>> begin
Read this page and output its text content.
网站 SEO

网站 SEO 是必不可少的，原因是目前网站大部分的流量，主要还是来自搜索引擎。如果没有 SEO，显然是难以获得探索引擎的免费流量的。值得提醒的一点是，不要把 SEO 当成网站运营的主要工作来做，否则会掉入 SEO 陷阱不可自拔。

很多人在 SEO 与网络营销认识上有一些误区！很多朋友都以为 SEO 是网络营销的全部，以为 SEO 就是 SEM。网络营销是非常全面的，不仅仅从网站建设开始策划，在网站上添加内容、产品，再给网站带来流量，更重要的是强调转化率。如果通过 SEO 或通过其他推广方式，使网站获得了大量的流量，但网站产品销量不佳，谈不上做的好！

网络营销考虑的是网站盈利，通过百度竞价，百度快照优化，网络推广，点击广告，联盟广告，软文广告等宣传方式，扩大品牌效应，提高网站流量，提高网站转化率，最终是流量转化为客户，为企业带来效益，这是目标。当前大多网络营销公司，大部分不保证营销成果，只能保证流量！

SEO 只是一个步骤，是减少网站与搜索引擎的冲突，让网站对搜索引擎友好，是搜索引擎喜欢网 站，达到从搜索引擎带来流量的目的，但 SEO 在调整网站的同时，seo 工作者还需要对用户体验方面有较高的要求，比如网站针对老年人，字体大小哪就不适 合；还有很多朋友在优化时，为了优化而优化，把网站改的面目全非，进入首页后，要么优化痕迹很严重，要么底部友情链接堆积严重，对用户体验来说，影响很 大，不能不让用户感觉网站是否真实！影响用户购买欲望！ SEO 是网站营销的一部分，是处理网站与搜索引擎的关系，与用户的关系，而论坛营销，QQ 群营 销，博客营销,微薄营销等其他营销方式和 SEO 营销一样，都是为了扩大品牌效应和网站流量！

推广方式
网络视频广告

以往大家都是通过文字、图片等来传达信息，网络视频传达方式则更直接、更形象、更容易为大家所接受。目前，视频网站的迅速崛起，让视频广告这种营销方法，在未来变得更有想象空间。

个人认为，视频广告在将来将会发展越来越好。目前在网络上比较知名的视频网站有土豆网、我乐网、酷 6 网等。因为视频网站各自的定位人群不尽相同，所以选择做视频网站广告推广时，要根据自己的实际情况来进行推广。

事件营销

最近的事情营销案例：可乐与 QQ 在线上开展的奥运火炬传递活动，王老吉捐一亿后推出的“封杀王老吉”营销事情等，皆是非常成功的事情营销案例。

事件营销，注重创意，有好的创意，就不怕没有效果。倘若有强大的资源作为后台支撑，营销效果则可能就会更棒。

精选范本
>> end
### GIVEN INSTRUCTION
Write the material out again in its entirety, exactly as shown.

### RESULT
Read this page and output its text content.
网站 SEO

网站 SEO 是必不可少的，原因是目前网站大部分的流量，主要还是来自搜索引擎。如果没有 SEO，显然是难以获得探索引擎的免费流量的。值得提醒的一点是，不要把 SEO 当成网站运营的主要工作来做，否则会掉入 SEO 陷阱不可自拔。

很多人在 SEO 与网络营销认识上有一些误区！很多朋友都以为 SEO 是网络营销的全部，以为 SEO 就是 SEM。网络营销是非常全面的，不仅仅从网站建设开始策划，在网站上添加内容、产品，再给网站带来流量，更重要的是强调转化率。如果通过 SEO 或通过其他推广方式，使网站获得了大量的流量，但网站产品销量不佳，谈不上做的好！

网络营销考虑的是网站盈利，通过百度竞价，百度快照优化，网络推广，点击广告，联盟广告，软文广告等宣传方式，扩大品牌效应，提高网站流量，提高网站转化率，最终是流量转化为客户，为企业带来效益，这是目标。当前大多网络营销公司，大部分不保证营销成果，只能保证流量！

SEO 只是一个步骤，是减少网站与搜索引擎的冲突，让网站对搜索引擎友好，是搜索引擎喜欢网 站，达到从搜索引擎带来流量的目的，但 SEO 在调整网站的同时，seo 工作者还需要对用户体验方面有较高的要求，比如网站针对老年人，字体大小哪就不适 合；还有很多朋友在优化时，为了优化而优化，把网站改的面目全非，进入首页后，要么优化痕迹很严重，要么底部友情链接堆积严重，对用户体验来说，影响很 大，不能不让用户感觉网站是否真实！影响用户购买欲望！ SEO 是网站营销的一部分，是处理网站与搜索引擎的关系，与用户的关系，而论坛营销，QQ 群营 销，博客营销,微薄营销等其他营销方式和 SEO 营销一样，都是为了扩大品牌效应和网站流量！

推广方式
网络视频广告

以往大家都是通过文字、图片等来传达信息，网络视频传达方式则更直接、更形象、更容易为大家所接受。目前，视频网站的迅速崛起，让视频广告这种营销方法，在未来变得更有想象空间。

个人认为，视频广告在将来将会发展越来越好。目前在网络上比较知名的视频网站有土豆网、我乐网、酷 6 网等。因为视频网站各自的定位人群不尽相同，所以选择做视频网站广告推广时，要根据自己的实际情况来进行推广。

事件营销

最近的事情营销案例：可乐与 QQ 在线上开展的奥运火炬传递活动，王老吉捐一亿后推出的“封杀王老吉”营销事情等，皆是非常成功的事情营销案例。

事件营销，注重创意，有好的创意，就不怕没有效果。倘若有强大的资源作为后台支撑，营销效果则可能就会更棒。

精选范本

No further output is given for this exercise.